----- Provided data -----
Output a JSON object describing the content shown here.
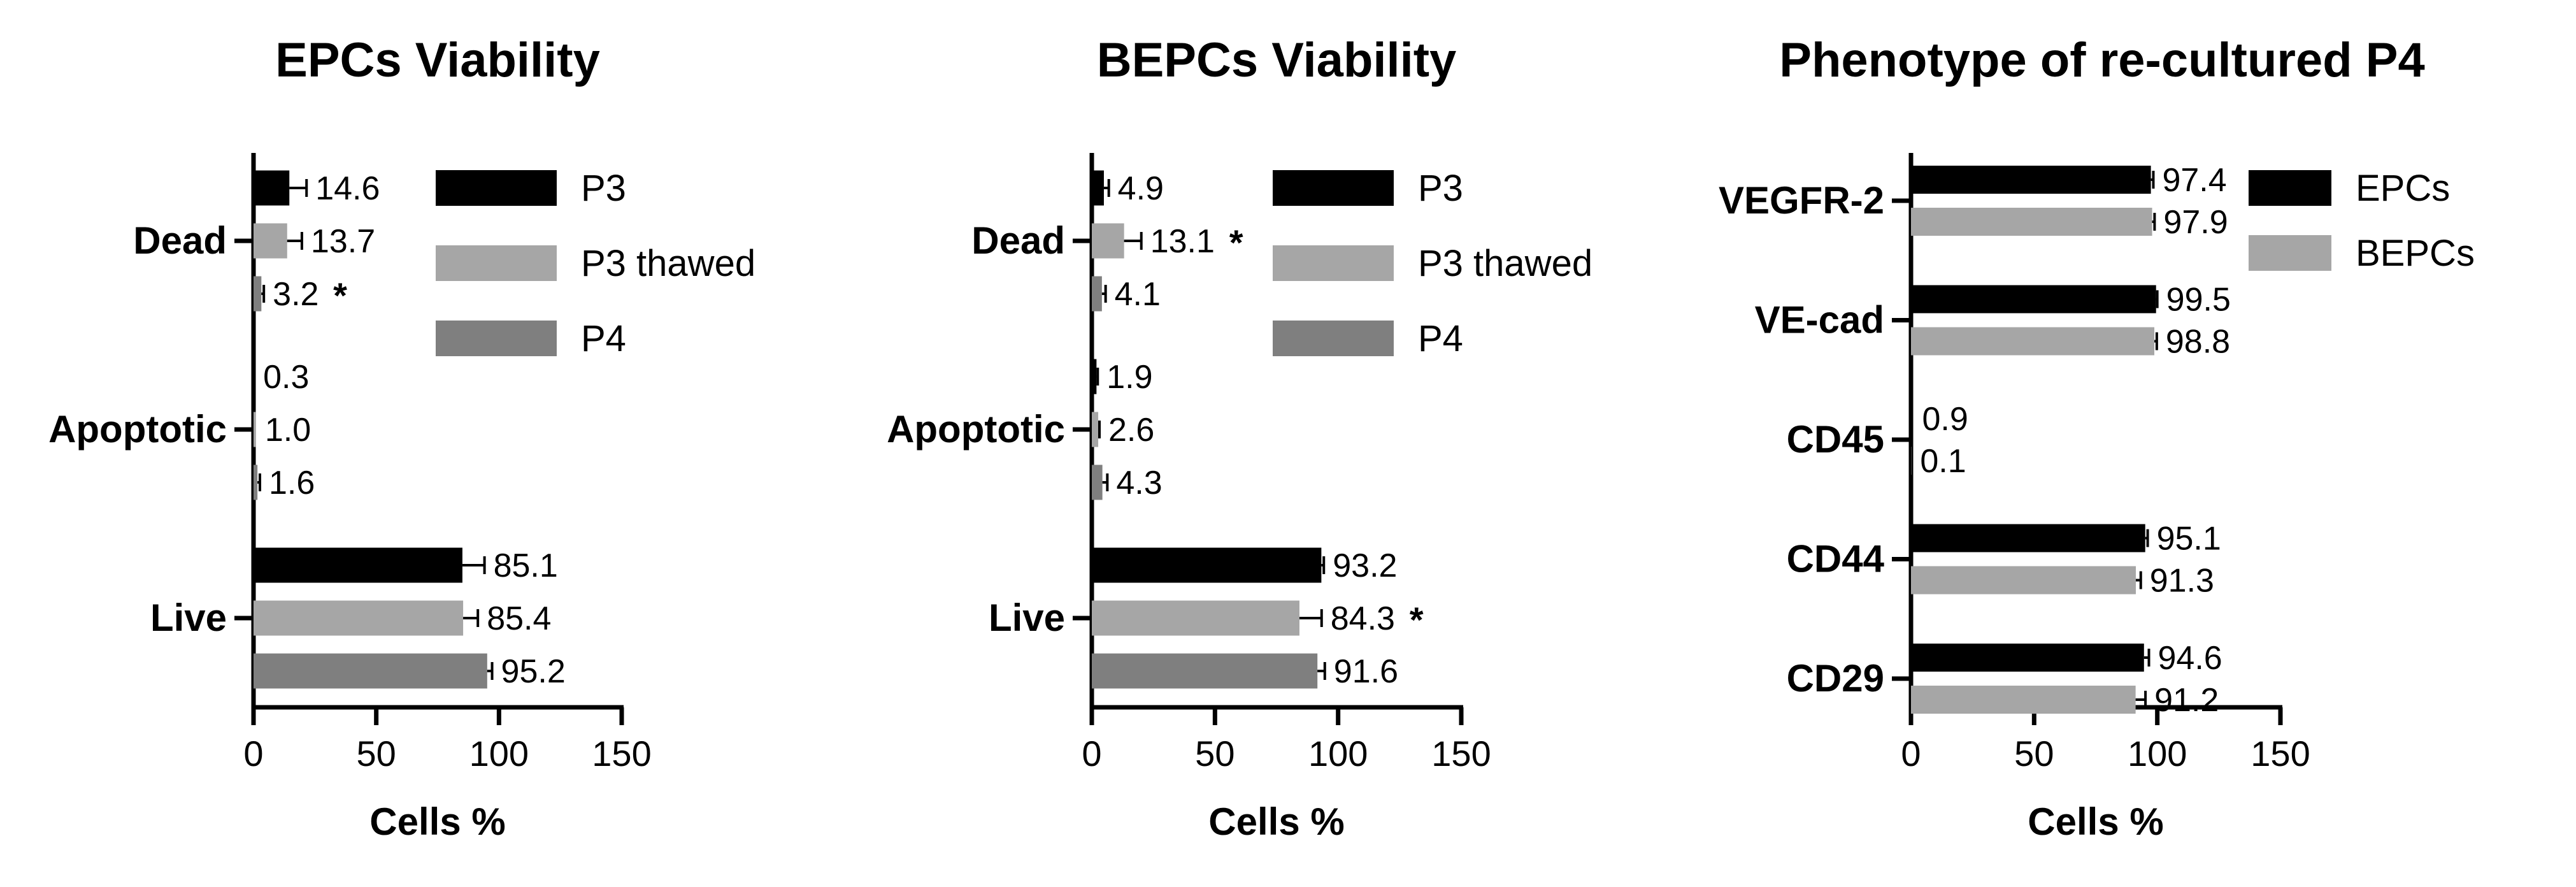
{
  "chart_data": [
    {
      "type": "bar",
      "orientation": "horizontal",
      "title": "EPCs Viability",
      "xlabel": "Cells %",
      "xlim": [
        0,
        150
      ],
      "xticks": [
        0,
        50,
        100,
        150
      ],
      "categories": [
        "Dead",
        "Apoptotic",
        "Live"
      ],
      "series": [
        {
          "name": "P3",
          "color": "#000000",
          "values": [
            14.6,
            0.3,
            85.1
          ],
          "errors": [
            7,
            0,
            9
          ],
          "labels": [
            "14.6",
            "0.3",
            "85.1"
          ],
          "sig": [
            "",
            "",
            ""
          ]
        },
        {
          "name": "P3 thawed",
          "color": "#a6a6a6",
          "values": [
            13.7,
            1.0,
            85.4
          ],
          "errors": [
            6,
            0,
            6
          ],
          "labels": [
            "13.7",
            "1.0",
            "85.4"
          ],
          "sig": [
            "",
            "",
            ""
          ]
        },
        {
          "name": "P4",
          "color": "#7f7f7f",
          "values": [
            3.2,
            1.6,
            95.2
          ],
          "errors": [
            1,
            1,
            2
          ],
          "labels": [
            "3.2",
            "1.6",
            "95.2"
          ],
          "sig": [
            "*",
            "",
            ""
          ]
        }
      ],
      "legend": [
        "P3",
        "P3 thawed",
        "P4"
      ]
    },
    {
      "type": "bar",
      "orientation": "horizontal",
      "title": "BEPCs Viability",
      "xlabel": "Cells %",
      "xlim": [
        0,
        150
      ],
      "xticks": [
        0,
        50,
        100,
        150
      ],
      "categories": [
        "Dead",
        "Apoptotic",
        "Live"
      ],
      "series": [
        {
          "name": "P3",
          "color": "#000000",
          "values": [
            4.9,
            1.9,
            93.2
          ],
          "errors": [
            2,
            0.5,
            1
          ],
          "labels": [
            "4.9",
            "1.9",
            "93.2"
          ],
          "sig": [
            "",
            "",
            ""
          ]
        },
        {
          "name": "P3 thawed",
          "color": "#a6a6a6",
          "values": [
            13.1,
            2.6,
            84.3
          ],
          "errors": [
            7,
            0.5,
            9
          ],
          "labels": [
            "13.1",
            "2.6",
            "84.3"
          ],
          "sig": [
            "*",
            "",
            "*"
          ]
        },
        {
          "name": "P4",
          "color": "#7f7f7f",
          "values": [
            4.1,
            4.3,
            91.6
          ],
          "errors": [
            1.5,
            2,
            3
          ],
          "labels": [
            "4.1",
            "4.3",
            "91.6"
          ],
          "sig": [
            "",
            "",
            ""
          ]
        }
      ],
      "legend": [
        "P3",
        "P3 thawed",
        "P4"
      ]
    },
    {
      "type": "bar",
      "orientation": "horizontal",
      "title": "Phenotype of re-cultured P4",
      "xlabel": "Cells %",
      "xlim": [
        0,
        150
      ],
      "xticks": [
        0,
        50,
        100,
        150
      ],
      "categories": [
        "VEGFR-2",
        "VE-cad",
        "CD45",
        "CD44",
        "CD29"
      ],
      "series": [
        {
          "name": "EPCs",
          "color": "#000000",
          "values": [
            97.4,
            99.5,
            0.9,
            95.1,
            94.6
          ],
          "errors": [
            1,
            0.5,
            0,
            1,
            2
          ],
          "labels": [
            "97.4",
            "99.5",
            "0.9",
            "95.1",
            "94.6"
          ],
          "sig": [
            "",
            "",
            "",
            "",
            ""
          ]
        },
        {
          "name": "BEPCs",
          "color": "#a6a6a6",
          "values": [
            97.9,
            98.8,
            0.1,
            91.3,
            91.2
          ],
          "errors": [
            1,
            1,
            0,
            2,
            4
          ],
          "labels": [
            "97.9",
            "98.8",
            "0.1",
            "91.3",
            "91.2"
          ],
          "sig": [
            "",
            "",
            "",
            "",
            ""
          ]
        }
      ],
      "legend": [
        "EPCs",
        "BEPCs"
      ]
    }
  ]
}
-----
Set task -
Gather up, from the records above, each line where the word "BEPCs" appears.

Complete output -
      "title": "BEPCs Viability",
          "name": "BEPCs",
        "BEPCs"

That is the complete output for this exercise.